— What you have to do —
Return all lines where the word "subtitle" can be found.

-- start Records --

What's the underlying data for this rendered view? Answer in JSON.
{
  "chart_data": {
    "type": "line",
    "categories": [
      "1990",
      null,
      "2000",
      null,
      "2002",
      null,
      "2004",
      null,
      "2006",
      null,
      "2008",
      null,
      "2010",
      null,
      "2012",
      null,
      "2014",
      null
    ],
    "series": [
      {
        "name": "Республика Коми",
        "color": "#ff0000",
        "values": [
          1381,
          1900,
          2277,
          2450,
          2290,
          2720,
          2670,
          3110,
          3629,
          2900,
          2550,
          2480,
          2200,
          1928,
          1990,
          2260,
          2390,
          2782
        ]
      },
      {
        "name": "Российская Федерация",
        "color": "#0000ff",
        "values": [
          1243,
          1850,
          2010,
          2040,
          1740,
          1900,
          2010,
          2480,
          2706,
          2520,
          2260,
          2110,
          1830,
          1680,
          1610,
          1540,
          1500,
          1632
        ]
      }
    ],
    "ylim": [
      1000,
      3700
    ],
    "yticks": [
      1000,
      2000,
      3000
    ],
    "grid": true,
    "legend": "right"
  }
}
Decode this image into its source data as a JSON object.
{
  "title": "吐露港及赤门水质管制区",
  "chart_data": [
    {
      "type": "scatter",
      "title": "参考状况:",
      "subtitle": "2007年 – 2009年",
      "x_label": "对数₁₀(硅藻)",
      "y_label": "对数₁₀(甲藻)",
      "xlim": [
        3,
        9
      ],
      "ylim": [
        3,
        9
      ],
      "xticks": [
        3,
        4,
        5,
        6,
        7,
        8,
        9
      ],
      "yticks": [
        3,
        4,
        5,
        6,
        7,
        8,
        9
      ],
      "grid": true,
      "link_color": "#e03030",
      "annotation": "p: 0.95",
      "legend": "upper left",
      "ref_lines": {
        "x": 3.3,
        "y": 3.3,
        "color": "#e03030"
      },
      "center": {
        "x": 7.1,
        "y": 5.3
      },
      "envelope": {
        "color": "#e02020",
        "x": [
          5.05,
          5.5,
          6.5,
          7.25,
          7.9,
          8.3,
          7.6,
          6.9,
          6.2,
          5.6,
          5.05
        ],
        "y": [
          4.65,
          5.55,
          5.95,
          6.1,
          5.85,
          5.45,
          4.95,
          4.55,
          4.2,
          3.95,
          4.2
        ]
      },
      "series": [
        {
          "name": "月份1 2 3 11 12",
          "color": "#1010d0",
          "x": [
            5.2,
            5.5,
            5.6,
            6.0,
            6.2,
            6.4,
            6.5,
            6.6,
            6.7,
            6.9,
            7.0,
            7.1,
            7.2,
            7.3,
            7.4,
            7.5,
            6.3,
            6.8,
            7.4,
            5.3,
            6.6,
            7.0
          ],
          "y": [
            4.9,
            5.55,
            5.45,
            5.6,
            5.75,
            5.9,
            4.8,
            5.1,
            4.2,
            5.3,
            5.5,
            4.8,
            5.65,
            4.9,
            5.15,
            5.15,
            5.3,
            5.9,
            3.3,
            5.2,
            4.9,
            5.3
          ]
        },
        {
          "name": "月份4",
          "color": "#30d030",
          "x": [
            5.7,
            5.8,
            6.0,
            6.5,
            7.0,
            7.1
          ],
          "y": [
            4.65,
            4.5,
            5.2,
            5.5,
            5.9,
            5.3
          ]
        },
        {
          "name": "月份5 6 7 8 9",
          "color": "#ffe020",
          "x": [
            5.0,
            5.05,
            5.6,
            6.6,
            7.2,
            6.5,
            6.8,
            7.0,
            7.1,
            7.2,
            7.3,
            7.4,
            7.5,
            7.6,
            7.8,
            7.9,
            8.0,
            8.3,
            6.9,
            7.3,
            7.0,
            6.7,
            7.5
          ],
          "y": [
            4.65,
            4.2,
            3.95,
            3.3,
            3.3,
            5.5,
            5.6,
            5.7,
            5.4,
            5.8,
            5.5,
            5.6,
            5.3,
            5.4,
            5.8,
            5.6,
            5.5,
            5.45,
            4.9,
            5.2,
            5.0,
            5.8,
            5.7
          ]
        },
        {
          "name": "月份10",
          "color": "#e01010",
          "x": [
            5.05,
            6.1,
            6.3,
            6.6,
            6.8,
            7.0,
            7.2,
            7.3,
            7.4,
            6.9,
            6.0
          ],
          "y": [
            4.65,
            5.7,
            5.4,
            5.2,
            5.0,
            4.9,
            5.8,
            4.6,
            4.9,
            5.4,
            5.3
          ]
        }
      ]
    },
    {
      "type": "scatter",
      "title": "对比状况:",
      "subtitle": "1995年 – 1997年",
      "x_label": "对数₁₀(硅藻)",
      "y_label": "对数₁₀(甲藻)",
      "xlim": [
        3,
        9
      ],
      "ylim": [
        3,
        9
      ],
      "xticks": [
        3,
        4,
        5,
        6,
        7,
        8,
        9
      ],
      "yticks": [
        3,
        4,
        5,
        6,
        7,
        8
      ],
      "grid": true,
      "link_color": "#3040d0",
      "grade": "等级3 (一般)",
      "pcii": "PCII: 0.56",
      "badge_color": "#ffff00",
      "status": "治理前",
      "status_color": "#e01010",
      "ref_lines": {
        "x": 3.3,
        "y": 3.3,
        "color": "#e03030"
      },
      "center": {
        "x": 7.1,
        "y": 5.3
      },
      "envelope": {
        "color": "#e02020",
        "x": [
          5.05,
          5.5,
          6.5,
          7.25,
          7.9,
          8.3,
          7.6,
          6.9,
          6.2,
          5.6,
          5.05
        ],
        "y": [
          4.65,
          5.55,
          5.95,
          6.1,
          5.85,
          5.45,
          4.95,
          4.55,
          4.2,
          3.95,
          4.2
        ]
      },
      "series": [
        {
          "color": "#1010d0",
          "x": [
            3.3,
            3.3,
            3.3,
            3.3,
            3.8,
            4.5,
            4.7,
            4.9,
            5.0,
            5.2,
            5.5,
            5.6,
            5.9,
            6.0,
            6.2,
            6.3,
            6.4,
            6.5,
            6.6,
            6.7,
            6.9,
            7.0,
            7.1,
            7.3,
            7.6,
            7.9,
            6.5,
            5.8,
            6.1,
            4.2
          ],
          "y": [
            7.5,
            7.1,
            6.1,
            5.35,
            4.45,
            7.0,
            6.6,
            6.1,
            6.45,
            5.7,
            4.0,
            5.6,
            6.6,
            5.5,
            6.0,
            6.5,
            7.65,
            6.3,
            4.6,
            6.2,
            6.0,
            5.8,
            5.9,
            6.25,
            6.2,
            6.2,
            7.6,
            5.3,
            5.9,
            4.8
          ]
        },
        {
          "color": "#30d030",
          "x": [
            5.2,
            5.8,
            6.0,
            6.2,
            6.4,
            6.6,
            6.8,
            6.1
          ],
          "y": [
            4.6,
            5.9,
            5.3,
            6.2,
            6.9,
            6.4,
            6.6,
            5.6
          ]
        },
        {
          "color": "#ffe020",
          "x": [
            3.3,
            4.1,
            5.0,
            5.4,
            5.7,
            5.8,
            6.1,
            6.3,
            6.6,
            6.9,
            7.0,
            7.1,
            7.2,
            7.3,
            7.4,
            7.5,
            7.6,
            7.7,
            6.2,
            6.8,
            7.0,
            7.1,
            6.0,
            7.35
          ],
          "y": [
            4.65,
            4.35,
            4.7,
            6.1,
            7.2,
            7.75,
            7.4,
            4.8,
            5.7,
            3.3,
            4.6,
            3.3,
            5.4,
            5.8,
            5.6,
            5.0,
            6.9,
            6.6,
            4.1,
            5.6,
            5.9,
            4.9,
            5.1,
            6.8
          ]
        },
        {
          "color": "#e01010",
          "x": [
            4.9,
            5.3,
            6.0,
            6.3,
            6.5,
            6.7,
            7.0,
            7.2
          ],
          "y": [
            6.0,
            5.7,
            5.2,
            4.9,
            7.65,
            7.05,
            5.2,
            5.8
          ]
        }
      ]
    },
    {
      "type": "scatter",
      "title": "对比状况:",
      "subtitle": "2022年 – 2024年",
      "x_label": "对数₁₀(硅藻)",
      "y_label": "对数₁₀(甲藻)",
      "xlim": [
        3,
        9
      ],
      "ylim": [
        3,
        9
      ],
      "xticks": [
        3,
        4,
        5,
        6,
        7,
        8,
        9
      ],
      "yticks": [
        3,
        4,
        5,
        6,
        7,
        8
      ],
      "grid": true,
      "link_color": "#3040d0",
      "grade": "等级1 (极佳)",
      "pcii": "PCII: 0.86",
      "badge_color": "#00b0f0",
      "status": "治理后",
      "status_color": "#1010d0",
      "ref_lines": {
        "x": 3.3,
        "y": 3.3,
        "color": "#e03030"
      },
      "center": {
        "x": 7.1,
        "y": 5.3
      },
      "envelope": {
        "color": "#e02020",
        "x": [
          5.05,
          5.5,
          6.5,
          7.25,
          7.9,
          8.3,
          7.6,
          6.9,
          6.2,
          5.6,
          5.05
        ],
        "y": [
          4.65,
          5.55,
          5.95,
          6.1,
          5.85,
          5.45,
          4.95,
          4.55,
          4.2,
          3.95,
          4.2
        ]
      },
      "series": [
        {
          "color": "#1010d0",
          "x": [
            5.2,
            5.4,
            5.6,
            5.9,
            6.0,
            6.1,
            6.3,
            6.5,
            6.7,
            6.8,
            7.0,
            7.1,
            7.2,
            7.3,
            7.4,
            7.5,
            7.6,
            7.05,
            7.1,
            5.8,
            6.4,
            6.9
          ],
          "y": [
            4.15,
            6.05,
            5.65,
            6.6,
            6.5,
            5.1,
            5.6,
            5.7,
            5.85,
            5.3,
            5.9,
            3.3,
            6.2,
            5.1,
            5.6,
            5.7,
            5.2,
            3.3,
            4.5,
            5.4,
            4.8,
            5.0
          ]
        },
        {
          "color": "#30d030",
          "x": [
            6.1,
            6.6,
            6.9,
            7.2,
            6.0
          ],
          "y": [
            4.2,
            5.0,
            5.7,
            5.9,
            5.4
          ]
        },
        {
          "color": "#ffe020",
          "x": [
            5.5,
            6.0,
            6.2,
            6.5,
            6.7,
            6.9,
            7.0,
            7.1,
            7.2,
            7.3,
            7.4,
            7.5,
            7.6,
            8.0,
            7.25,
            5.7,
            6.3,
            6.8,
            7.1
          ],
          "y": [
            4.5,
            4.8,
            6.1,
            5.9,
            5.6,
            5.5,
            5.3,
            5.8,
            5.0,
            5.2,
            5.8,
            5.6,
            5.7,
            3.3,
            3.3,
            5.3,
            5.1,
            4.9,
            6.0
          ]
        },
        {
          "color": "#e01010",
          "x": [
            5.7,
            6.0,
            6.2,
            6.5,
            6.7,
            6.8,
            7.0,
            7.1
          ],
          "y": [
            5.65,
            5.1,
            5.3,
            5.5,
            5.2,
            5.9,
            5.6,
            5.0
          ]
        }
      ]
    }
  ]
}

-- end Records --

— Exercise solution —
      "subtitle": "2007年 – 2009年",
      "subtitle": "1995年 – 1997年",
      "subtitle": "2022年 – 2024年",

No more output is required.